◆ **EXERCISE BRIEF**
Select all lines with the string "senθ" in them, and copy those lines.

(Stored records)
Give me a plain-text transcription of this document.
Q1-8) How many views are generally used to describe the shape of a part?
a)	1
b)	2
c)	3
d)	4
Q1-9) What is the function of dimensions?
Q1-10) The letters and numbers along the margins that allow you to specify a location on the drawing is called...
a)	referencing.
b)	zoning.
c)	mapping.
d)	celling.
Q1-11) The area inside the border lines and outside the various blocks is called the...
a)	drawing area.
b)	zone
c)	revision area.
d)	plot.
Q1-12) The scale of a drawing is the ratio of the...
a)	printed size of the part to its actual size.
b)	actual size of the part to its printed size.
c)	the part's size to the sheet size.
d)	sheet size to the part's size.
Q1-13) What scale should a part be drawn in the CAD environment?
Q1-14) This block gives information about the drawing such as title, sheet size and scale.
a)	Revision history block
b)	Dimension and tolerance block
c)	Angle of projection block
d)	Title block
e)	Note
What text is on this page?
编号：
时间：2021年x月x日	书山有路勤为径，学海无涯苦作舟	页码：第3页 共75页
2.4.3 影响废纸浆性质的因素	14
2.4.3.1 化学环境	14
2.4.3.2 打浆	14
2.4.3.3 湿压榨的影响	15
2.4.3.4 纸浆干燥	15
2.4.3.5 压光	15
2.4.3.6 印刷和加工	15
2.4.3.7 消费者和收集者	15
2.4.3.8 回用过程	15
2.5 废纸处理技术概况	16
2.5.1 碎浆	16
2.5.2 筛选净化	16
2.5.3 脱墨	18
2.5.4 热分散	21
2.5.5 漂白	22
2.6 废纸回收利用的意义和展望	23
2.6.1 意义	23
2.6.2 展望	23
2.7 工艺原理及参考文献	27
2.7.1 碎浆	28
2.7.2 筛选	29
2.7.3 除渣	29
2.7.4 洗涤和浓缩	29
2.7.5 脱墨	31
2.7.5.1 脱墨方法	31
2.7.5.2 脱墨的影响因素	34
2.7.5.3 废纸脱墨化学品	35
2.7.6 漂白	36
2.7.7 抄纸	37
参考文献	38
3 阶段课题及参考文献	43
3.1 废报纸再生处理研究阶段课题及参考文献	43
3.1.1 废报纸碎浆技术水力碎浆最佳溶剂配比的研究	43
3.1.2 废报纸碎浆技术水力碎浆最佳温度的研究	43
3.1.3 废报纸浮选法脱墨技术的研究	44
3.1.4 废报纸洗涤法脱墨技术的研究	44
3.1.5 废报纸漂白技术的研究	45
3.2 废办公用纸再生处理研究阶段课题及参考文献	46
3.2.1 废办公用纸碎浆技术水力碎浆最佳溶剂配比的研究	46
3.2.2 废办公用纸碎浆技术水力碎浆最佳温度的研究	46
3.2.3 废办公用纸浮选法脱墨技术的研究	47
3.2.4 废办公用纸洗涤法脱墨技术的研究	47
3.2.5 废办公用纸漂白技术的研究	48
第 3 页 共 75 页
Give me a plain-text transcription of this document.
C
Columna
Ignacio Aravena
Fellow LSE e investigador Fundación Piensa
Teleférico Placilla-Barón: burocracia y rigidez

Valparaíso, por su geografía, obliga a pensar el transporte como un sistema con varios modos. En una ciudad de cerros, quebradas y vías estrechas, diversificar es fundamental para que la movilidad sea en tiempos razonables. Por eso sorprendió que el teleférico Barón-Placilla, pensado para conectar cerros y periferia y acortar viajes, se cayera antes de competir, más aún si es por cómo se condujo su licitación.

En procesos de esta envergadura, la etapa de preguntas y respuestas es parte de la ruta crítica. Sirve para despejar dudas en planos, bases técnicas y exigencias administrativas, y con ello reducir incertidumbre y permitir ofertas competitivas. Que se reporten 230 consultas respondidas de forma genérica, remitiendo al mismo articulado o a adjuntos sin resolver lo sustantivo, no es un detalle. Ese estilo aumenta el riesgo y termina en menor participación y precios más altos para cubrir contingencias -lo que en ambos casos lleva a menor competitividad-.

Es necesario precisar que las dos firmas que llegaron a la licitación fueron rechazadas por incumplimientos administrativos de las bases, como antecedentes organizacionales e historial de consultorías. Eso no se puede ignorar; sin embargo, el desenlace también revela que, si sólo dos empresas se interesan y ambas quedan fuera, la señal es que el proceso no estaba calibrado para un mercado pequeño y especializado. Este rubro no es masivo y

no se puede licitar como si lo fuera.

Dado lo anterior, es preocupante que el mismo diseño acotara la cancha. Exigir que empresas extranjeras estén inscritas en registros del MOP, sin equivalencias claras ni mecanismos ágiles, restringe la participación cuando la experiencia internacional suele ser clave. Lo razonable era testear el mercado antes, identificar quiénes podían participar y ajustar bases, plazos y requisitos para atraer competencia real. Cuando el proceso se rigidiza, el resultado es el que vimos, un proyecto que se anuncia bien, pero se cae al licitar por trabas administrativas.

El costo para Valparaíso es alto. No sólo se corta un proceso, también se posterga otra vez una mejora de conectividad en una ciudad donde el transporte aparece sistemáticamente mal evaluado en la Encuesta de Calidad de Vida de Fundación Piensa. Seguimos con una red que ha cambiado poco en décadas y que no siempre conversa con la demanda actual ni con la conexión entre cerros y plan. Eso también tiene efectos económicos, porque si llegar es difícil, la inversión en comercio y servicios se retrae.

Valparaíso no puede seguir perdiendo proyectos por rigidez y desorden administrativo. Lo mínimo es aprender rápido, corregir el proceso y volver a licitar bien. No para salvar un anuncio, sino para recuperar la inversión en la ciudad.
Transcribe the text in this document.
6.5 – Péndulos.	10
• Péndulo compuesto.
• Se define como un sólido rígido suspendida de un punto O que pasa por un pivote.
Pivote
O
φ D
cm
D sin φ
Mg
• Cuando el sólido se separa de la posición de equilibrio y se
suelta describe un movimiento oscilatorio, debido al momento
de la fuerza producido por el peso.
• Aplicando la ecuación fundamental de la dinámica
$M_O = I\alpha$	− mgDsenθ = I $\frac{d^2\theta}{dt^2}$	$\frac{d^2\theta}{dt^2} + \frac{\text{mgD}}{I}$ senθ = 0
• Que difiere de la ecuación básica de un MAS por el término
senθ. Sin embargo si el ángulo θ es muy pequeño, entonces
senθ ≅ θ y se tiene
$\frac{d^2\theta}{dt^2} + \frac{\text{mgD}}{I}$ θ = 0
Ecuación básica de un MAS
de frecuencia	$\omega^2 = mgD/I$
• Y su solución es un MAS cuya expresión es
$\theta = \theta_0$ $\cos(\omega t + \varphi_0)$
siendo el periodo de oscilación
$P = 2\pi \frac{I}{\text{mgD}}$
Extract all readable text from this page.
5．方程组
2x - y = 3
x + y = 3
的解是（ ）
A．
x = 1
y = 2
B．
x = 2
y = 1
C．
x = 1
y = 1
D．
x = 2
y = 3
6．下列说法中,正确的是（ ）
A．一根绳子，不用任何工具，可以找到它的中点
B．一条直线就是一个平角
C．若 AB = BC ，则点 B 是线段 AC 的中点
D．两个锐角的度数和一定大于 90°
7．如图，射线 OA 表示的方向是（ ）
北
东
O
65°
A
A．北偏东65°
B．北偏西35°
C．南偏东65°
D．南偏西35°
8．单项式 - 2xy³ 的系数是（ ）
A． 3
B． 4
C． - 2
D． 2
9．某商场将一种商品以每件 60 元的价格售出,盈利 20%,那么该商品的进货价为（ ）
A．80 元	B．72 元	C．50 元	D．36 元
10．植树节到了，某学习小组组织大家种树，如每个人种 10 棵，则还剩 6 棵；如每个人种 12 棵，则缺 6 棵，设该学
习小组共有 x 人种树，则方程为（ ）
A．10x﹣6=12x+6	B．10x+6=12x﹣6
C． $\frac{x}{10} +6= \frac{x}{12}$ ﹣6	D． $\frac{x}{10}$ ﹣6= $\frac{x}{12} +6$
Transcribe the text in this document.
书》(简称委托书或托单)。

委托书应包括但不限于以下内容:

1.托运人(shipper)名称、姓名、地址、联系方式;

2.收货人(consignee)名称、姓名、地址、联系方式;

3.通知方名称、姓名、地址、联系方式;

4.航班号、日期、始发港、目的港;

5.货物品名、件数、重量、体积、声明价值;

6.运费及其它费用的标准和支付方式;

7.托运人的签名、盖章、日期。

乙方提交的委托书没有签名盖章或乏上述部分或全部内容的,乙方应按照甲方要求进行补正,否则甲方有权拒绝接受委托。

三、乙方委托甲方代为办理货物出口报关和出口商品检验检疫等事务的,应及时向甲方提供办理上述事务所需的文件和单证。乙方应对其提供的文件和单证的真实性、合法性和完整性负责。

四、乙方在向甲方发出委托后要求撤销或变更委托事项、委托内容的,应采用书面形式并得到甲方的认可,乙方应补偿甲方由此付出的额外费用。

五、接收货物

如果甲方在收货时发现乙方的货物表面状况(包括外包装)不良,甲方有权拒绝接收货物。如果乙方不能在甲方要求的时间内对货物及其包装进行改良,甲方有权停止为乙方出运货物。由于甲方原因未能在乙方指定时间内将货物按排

◆ **FINAL RESULT**
$M_O = I\alpha$	− mgDsenθ = I $\frac{d^2\theta}{dt^2}$	$\frac{d^2\theta}{dt^2} + \frac{\text{mgD}}{I}$ senθ = 0
senθ. Sin embargo si el ángulo θ es muy pequeño, entonces
senθ ≅ θ y se tiene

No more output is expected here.